TASK OBJECTIVE: How many lines of the records below contain the word "color"? Answer with the number alone.

DATASET ENTRIES:
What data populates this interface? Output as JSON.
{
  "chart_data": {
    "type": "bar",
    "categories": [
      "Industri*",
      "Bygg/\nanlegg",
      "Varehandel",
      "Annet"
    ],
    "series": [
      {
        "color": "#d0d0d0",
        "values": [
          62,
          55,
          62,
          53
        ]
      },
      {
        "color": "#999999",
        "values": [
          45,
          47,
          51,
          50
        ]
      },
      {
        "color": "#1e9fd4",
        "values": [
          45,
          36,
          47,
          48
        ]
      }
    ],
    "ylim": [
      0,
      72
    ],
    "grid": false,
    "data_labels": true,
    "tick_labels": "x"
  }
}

SOLUTION FOR THIS TASK: 3